> [TASK DIRECTIONS] Reproduce the listing below without changes, except that pictures are left out.

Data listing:

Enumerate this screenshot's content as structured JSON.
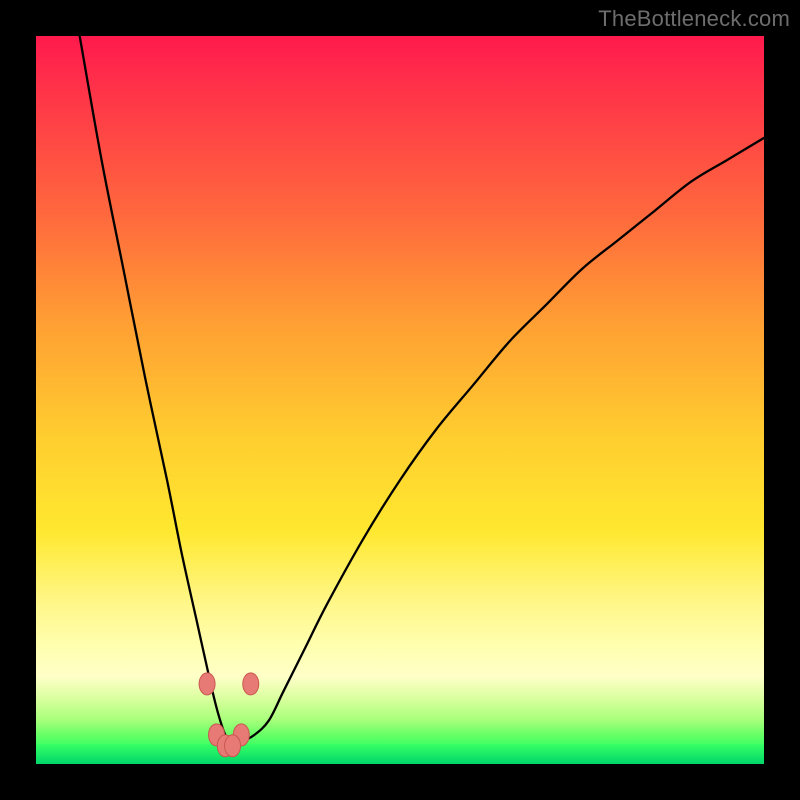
{
  "watermark": "TheBottleneck.com",
  "colors": {
    "frame": "#000000",
    "gradient_top": "#ff1a4d",
    "gradient_bottom": "#00e56b",
    "curve": "#000000",
    "marker_fill": "#e77a74",
    "marker_stroke": "#c95751"
  },
  "chart_data": {
    "type": "line",
    "title": "",
    "xlabel": "",
    "ylabel": "",
    "xlim": [
      0,
      100
    ],
    "ylim": [
      0,
      100
    ],
    "series": [
      {
        "name": "bottleneck-curve",
        "x": [
          6,
          9,
          12,
          15,
          18,
          20,
          22,
          24,
          25,
          26,
          27,
          28,
          30,
          32,
          34,
          37,
          40,
          45,
          50,
          55,
          60,
          65,
          70,
          75,
          80,
          85,
          90,
          95,
          100
        ],
        "y": [
          100,
          83,
          68,
          53,
          39,
          29,
          20,
          11,
          7,
          4,
          3,
          3,
          4,
          6,
          10,
          16,
          22,
          31,
          39,
          46,
          52,
          58,
          63,
          68,
          72,
          76,
          80,
          83,
          86
        ]
      }
    ],
    "markers": [
      {
        "x": 23.5,
        "y": 11
      },
      {
        "x": 29.5,
        "y": 11
      },
      {
        "x": 24.8,
        "y": 4
      },
      {
        "x": 28.2,
        "y": 4
      },
      {
        "x": 26.0,
        "y": 2.5
      },
      {
        "x": 27.0,
        "y": 2.5
      }
    ],
    "annotations": [
      {
        "text": "TheBottleneck.com",
        "pos": "top-right"
      }
    ]
  }
}
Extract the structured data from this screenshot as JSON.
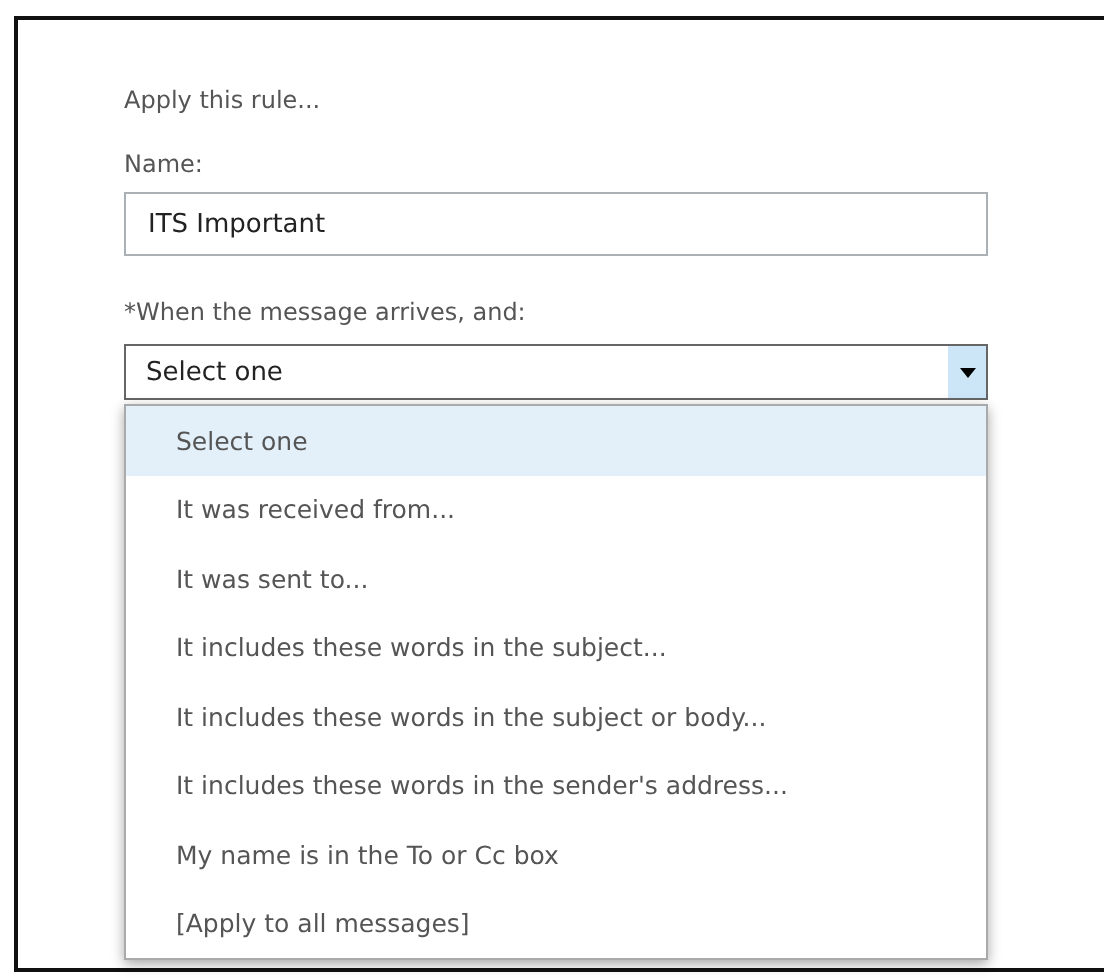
{
  "heading": "Apply this rule...",
  "name_field": {
    "label": "Name:",
    "value": "ITS Important"
  },
  "condition": {
    "label": "*When the message arrives, and:",
    "value": "Select one",
    "expanded": true,
    "options": [
      {
        "label": "Select one",
        "selected": true
      },
      {
        "label": "It was received from...",
        "selected": false
      },
      {
        "label": "It was sent to...",
        "selected": false
      },
      {
        "label": "It includes these words in the subject...",
        "selected": false
      },
      {
        "label": "It includes these words in the subject or body...",
        "selected": false
      },
      {
        "label": "It includes these words in the sender's address...",
        "selected": false
      },
      {
        "label": "My name is in the To or Cc box",
        "selected": false
      },
      {
        "label": "[Apply to all messages]",
        "selected": false
      }
    ]
  }
}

> [REPLY TO THE TASK]
Enumerate this screenshot's content as structured JSON.
{
  "watermark": "TheBottleneck.com",
  "colors": {
    "frame": "#000000",
    "gradient_top": "#ff1a4d",
    "gradient_bottom": "#00e56b",
    "curve": "#000000",
    "marker_fill": "#e77a74",
    "marker_stroke": "#c95751"
  },
  "chart_data": {
    "type": "line",
    "title": "",
    "xlabel": "",
    "ylabel": "",
    "xlim": [
      0,
      100
    ],
    "ylim": [
      0,
      100
    ],
    "series": [
      {
        "name": "bottleneck-curve",
        "x": [
          6,
          9,
          12,
          15,
          18,
          20,
          22,
          24,
          25,
          26,
          27,
          28,
          30,
          32,
          34,
          37,
          40,
          45,
          50,
          55,
          60,
          65,
          70,
          75,
          80,
          85,
          90,
          95,
          100
        ],
        "y": [
          100,
          83,
          68,
          53,
          39,
          29,
          20,
          11,
          7,
          4,
          3,
          3,
          4,
          6,
          10,
          16,
          22,
          31,
          39,
          46,
          52,
          58,
          63,
          68,
          72,
          76,
          80,
          83,
          86
        ]
      }
    ],
    "markers": [
      {
        "x": 23.5,
        "y": 11
      },
      {
        "x": 29.5,
        "y": 11
      },
      {
        "x": 24.8,
        "y": 4
      },
      {
        "x": 28.2,
        "y": 4
      },
      {
        "x": 26.0,
        "y": 2.5
      },
      {
        "x": 27.0,
        "y": 2.5
      }
    ],
    "annotations": [
      {
        "text": "TheBottleneck.com",
        "pos": "top-right"
      }
    ]
  }
}
Extract the structured data from this screenshot as JSON.
{
  "heading": "Apply this rule...",
  "name_field": {
    "label": "Name:",
    "value": "ITS Important"
  },
  "condition": {
    "label": "*When the message arrives, and:",
    "value": "Select one",
    "expanded": true,
    "options": [
      {
        "label": "Select one",
        "selected": true
      },
      {
        "label": "It was received from...",
        "selected": false
      },
      {
        "label": "It was sent to...",
        "selected": false
      },
      {
        "label": "It includes these words in the subject...",
        "selected": false
      },
      {
        "label": "It includes these words in the subject or body...",
        "selected": false
      },
      {
        "label": "It includes these words in the sender's address...",
        "selected": false
      },
      {
        "label": "My name is in the To or Cc box",
        "selected": false
      },
      {
        "label": "[Apply to all messages]",
        "selected": false
      }
    ]
  }
}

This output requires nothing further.